*Given task*
For every line in the records that has the word "Output", make a copy.

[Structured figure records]

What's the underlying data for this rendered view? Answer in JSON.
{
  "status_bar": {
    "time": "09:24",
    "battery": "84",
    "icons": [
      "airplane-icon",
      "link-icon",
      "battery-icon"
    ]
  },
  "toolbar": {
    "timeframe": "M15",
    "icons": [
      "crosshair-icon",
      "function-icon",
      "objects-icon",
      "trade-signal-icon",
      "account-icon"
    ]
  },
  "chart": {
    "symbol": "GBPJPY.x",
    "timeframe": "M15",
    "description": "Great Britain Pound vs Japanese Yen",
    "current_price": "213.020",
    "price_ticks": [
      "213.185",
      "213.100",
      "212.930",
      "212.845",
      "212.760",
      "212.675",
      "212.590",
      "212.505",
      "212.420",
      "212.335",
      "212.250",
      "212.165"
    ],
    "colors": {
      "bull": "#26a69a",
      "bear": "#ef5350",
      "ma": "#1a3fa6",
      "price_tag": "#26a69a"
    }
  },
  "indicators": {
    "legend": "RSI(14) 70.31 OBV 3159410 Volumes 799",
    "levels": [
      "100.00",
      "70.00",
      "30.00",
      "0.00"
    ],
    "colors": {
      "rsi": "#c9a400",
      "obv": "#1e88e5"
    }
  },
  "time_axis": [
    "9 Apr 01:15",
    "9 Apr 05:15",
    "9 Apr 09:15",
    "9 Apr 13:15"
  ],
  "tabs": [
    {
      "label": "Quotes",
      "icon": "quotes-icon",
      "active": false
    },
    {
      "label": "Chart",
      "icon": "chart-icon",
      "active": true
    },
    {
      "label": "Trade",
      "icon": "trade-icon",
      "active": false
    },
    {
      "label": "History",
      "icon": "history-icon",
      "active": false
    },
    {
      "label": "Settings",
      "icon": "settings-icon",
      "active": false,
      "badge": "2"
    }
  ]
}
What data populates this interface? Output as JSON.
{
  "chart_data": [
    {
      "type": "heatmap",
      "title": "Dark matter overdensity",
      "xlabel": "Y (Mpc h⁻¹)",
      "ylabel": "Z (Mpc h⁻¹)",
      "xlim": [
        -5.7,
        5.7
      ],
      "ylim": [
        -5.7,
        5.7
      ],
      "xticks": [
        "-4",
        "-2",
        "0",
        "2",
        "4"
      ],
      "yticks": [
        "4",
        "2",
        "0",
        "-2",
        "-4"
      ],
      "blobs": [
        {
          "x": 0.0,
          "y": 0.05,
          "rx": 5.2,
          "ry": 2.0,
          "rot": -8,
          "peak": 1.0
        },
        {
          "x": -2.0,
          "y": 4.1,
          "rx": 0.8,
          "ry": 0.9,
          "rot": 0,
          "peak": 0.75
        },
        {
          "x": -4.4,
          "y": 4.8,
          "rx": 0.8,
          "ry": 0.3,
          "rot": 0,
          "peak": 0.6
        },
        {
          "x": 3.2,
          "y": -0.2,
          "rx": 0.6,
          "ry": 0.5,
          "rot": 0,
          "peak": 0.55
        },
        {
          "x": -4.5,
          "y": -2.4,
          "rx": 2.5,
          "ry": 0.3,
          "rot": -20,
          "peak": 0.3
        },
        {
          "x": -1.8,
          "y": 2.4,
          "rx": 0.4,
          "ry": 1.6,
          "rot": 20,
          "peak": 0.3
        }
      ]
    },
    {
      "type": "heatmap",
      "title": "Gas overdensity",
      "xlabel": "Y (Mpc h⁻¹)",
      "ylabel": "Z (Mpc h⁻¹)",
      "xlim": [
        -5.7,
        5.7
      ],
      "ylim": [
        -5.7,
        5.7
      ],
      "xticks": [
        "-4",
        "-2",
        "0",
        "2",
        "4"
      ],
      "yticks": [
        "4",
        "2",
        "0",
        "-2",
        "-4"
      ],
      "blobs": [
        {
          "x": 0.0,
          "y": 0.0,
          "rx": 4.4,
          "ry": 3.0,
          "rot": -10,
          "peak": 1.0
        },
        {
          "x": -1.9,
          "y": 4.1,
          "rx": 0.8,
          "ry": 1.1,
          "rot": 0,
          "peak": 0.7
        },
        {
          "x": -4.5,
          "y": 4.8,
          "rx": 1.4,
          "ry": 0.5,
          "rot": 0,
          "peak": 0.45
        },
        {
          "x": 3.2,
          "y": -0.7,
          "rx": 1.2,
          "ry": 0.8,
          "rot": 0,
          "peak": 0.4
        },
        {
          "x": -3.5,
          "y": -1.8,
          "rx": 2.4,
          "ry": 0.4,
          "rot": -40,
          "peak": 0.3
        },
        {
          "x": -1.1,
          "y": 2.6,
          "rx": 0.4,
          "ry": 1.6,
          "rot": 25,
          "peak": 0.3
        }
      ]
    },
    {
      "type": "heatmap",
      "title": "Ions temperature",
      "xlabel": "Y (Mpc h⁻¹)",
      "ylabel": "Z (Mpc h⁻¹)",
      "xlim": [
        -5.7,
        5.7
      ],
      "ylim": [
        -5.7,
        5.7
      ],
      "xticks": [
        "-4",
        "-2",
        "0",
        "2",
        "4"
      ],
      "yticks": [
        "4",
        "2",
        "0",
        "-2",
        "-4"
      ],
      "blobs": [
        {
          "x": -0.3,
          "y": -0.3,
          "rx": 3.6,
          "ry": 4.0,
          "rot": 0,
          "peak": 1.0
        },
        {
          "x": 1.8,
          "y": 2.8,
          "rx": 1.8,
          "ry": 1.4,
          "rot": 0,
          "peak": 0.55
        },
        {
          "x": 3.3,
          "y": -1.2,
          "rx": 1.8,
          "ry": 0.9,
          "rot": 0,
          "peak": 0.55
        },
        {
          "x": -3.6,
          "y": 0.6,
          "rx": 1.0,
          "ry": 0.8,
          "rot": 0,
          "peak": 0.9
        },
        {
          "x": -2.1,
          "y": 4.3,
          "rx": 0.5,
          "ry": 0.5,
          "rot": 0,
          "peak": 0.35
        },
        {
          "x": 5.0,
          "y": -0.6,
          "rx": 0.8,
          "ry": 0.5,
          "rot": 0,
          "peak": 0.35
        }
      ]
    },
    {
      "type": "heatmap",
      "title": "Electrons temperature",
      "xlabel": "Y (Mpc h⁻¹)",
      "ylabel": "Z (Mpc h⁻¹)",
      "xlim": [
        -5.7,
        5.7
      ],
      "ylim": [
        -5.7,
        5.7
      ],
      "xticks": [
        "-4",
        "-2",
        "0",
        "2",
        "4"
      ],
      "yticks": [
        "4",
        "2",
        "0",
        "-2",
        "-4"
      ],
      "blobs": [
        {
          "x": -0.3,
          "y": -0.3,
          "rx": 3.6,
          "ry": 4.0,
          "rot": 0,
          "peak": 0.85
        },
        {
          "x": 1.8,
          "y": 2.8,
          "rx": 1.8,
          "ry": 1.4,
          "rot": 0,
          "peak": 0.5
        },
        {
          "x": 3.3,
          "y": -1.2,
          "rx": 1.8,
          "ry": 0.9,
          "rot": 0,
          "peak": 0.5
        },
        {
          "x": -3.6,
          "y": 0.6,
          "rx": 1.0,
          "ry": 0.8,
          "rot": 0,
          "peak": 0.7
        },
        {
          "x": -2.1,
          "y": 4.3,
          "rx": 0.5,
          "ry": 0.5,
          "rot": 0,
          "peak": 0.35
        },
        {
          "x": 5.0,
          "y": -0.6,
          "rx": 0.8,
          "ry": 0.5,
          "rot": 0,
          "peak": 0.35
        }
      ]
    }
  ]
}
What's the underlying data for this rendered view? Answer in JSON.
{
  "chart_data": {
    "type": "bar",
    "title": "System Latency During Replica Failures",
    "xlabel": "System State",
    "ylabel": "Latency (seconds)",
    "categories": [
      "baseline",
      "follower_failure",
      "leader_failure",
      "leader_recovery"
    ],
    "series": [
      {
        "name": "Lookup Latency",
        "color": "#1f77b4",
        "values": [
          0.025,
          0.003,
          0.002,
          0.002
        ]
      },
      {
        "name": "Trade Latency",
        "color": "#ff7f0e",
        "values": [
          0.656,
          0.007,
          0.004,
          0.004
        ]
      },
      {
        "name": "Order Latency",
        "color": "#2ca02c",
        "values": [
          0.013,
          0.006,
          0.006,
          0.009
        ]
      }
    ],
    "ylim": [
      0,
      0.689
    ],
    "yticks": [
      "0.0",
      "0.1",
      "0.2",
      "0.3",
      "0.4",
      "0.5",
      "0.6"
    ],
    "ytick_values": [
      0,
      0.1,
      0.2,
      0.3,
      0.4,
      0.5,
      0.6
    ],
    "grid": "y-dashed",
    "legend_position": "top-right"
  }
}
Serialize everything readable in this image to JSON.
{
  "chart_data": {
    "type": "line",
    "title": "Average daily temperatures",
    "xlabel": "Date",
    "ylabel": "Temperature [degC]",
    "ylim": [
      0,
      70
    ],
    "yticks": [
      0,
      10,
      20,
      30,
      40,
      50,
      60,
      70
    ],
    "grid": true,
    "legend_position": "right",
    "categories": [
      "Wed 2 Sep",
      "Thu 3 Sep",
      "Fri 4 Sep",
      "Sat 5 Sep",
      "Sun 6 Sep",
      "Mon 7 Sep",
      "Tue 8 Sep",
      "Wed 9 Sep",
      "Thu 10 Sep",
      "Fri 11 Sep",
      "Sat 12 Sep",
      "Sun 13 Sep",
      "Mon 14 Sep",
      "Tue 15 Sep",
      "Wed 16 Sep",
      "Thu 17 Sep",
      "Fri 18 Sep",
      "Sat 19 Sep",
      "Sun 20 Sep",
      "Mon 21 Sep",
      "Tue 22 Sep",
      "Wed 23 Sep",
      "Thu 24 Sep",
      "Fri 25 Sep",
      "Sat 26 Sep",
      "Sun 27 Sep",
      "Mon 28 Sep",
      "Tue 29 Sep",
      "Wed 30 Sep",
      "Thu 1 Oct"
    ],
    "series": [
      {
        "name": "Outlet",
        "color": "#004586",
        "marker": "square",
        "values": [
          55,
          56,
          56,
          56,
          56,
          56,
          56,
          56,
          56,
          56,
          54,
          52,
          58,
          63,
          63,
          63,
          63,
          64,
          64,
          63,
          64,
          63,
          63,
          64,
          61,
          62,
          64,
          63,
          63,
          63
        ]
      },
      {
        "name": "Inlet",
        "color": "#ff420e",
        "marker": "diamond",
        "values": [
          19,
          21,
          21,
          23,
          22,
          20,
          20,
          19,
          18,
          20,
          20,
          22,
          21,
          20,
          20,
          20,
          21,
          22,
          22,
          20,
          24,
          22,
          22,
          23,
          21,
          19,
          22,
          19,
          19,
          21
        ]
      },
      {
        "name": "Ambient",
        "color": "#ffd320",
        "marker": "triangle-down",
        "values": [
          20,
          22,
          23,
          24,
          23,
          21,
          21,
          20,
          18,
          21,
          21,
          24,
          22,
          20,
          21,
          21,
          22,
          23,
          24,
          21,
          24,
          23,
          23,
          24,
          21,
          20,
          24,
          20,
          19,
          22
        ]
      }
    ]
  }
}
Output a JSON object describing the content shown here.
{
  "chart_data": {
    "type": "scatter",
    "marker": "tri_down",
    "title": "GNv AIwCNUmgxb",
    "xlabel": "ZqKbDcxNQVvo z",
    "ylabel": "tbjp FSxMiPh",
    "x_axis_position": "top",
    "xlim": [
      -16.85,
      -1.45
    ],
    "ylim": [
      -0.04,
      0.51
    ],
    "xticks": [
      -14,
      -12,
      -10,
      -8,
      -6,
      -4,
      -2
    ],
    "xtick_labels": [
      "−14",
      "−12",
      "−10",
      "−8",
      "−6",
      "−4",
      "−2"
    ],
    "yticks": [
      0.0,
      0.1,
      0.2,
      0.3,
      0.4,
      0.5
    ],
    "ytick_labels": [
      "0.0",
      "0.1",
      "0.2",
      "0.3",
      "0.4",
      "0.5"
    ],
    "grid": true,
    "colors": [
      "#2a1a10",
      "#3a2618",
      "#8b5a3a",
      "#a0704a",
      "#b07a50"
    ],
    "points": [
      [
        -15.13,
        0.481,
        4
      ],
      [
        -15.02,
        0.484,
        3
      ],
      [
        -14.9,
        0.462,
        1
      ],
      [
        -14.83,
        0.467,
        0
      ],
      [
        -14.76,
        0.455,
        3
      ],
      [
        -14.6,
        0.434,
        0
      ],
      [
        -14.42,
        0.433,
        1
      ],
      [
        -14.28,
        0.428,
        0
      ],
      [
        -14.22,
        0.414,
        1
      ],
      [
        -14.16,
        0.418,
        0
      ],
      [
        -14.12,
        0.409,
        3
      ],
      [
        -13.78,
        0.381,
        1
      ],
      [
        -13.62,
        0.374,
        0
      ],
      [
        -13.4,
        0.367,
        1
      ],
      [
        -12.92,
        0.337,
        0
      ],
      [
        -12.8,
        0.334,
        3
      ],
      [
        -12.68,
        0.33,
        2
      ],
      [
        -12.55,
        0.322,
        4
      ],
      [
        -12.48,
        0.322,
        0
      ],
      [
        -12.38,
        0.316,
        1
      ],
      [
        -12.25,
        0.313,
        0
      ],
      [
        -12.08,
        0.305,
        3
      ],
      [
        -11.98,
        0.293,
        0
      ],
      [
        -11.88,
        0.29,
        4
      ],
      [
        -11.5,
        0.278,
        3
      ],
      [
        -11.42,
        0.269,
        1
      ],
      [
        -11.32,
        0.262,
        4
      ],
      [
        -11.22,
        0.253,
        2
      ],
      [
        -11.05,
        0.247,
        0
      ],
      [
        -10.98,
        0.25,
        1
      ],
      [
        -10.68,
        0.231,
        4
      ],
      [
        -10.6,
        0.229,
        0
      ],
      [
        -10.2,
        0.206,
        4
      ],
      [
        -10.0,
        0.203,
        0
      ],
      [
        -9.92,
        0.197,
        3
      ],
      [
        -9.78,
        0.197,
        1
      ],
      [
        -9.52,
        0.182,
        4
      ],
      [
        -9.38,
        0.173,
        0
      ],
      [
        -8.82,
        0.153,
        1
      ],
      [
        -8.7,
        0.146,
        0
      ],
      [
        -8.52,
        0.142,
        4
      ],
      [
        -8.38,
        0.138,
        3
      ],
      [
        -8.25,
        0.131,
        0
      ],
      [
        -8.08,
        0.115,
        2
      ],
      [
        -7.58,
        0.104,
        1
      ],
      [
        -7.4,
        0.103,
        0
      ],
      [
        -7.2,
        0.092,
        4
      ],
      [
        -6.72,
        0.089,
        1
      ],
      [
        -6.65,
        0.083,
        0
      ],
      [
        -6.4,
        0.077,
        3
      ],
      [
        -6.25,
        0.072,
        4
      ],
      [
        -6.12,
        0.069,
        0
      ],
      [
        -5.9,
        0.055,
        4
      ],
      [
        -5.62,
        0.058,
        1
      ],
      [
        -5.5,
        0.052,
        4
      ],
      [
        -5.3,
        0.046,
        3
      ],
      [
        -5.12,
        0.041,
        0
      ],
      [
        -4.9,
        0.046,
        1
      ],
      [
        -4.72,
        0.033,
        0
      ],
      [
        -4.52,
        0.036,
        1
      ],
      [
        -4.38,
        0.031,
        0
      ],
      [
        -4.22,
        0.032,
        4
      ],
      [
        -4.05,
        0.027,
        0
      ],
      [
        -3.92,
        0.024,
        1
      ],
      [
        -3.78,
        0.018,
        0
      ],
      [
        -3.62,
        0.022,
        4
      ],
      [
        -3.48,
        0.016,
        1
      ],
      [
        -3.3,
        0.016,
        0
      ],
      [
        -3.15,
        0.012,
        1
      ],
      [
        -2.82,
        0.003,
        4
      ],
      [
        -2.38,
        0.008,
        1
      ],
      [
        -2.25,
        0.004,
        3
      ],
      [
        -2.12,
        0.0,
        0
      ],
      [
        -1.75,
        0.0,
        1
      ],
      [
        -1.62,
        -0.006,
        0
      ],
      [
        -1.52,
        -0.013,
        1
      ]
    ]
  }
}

*The completed task*
What data populates this interface? Output as JSON.
Output a JSON object describing the content shown here.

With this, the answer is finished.